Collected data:

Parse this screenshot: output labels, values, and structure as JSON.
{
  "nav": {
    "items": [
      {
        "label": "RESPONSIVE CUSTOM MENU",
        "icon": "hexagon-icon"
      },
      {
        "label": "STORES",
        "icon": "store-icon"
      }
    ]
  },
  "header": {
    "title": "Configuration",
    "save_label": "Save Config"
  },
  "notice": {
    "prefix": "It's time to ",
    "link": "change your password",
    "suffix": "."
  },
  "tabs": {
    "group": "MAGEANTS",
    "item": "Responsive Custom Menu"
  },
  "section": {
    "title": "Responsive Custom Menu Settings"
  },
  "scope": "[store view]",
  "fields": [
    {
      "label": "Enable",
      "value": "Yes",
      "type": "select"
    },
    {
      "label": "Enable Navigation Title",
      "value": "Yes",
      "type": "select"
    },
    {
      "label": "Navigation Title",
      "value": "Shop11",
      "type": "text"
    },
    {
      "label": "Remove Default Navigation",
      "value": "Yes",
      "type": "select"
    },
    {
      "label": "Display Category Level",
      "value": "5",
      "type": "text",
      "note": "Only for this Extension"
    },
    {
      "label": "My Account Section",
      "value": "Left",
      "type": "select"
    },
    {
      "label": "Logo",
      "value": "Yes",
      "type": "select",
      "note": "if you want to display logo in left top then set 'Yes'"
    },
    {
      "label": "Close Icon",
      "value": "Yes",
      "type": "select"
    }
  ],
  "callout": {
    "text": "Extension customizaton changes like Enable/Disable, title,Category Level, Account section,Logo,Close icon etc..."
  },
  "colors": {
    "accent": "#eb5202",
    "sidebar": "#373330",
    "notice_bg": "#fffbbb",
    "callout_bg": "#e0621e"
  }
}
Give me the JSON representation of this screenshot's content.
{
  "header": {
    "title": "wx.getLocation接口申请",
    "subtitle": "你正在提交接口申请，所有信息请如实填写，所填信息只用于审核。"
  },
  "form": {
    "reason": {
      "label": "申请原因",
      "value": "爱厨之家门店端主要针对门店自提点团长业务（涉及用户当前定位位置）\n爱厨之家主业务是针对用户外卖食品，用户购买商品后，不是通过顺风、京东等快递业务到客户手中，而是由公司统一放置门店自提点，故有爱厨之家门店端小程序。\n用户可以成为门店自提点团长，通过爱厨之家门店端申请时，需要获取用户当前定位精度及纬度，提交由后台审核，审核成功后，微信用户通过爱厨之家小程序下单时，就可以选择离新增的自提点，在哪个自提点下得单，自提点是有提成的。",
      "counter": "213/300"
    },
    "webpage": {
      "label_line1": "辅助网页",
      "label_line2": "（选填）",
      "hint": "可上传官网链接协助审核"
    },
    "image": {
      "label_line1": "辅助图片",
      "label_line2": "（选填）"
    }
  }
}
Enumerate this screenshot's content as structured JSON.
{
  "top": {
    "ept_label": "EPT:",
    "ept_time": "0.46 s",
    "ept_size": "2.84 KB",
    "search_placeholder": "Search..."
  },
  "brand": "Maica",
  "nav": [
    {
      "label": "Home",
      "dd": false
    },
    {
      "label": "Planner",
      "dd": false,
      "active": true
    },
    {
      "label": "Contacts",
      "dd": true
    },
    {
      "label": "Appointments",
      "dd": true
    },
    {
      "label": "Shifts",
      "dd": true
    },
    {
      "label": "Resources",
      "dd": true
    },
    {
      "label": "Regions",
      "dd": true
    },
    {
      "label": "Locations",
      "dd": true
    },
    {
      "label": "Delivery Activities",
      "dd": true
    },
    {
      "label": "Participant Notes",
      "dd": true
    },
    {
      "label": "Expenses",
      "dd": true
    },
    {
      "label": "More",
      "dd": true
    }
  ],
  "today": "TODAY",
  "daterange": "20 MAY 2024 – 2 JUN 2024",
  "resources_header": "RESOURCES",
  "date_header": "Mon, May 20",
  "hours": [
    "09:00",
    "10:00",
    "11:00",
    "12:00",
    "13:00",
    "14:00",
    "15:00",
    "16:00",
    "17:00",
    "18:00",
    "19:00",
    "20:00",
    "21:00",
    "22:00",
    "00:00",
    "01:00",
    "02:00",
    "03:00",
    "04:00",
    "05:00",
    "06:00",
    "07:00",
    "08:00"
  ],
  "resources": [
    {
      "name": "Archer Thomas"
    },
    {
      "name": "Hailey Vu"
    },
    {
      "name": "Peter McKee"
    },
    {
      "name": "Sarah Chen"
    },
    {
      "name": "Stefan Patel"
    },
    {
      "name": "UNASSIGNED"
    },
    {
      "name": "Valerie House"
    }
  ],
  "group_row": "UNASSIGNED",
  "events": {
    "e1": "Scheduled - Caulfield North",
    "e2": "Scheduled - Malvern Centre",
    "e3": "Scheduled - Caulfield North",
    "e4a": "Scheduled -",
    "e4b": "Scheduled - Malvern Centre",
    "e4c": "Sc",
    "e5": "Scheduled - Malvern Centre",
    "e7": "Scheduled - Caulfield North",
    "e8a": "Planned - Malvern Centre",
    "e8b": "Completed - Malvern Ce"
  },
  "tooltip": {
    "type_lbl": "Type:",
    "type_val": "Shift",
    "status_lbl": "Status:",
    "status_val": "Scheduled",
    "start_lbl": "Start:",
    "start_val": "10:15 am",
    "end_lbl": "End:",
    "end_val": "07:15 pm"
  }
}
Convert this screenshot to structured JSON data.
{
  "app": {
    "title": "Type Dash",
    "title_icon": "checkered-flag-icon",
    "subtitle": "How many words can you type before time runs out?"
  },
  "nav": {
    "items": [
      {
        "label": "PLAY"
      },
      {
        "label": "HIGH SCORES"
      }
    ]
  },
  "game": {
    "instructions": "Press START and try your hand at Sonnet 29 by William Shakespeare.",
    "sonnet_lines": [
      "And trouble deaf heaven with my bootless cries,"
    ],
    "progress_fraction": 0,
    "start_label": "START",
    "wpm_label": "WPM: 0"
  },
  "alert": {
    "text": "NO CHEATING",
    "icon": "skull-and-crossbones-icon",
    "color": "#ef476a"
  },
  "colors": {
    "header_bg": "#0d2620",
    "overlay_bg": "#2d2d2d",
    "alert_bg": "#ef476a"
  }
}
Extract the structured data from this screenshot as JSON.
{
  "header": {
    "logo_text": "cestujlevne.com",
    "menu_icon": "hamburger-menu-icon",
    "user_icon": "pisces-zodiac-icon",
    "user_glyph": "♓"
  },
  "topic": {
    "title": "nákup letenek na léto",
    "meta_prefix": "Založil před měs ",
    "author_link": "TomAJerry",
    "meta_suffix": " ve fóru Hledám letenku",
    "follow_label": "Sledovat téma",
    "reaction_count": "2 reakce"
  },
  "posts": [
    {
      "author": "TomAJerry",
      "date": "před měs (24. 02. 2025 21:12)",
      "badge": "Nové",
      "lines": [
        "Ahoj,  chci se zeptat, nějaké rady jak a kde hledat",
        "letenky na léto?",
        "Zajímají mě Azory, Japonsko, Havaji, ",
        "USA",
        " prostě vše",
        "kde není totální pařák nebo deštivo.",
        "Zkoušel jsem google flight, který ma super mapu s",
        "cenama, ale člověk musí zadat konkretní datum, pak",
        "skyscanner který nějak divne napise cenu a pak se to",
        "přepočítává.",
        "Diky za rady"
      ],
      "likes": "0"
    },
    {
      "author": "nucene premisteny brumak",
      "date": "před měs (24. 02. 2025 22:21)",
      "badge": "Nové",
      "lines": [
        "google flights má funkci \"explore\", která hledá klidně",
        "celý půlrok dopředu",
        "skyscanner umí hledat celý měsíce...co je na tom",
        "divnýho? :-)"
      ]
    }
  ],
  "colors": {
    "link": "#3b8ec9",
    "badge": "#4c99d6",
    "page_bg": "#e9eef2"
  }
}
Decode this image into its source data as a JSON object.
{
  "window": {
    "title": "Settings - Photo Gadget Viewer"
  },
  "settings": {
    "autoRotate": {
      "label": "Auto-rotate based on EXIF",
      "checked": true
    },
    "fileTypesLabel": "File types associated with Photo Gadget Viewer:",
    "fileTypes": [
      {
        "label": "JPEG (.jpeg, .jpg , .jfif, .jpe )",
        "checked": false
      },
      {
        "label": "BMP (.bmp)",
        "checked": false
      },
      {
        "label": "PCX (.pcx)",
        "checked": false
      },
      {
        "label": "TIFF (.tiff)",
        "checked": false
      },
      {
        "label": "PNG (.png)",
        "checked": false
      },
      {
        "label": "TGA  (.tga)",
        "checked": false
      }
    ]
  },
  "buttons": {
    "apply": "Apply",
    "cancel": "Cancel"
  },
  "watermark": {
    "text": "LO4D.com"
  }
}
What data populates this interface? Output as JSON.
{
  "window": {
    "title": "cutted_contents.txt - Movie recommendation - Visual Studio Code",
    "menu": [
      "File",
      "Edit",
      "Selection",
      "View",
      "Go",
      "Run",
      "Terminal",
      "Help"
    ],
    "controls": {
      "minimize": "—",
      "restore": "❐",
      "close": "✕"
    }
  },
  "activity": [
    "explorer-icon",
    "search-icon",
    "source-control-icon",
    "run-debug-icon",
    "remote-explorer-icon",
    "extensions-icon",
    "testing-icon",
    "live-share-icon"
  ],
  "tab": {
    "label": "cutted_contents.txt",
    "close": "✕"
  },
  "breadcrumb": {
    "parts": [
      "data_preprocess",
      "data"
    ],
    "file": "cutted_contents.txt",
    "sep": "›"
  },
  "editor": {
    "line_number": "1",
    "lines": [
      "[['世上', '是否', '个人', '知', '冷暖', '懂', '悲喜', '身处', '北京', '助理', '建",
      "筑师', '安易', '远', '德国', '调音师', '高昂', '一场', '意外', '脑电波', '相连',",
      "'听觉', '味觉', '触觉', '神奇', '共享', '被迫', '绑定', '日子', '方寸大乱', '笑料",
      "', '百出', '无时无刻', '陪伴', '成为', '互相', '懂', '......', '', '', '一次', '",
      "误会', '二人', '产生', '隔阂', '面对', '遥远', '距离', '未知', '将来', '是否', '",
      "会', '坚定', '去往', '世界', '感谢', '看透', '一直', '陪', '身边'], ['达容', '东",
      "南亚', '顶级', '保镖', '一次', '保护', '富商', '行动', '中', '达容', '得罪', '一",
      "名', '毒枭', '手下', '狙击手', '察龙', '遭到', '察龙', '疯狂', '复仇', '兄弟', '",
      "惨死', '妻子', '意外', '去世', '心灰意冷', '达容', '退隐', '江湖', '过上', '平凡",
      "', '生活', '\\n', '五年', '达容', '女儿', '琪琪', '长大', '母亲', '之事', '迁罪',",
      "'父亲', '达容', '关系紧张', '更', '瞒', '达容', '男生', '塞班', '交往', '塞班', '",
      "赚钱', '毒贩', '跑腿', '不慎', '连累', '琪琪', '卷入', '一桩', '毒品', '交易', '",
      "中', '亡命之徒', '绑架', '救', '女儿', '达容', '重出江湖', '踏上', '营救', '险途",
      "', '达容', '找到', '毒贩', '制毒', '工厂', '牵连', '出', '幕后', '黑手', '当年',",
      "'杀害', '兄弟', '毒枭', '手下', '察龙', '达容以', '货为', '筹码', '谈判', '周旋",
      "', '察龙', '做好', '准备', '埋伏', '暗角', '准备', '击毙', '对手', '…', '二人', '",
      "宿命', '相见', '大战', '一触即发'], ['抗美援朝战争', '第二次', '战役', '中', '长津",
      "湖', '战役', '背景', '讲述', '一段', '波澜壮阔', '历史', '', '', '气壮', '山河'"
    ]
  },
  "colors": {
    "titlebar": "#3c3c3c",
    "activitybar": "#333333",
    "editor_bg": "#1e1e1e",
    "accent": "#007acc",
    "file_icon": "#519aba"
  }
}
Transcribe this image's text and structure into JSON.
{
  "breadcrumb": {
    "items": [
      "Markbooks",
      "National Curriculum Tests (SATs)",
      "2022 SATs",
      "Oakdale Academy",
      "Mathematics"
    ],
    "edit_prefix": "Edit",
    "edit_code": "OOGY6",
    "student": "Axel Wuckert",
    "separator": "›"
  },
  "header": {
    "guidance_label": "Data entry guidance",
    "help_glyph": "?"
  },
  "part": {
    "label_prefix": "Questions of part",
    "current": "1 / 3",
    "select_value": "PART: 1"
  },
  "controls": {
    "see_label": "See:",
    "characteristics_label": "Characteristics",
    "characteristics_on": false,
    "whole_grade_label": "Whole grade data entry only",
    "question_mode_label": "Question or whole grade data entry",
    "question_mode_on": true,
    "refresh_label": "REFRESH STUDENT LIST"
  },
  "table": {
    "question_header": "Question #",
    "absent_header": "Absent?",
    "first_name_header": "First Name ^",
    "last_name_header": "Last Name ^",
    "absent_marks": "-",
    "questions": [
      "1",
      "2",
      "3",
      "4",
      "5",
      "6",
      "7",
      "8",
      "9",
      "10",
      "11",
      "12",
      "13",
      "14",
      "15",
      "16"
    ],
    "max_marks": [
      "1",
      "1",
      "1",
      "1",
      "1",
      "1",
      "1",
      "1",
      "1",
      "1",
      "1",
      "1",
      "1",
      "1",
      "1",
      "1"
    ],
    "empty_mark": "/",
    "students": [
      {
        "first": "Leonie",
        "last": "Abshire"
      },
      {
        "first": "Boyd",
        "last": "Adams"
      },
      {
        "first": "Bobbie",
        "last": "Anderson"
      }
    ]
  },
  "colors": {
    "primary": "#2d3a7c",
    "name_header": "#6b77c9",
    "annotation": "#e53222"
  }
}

• The problem
Among the lines above, determine how many hold the word "into"; report the figure alone.

• Task response
2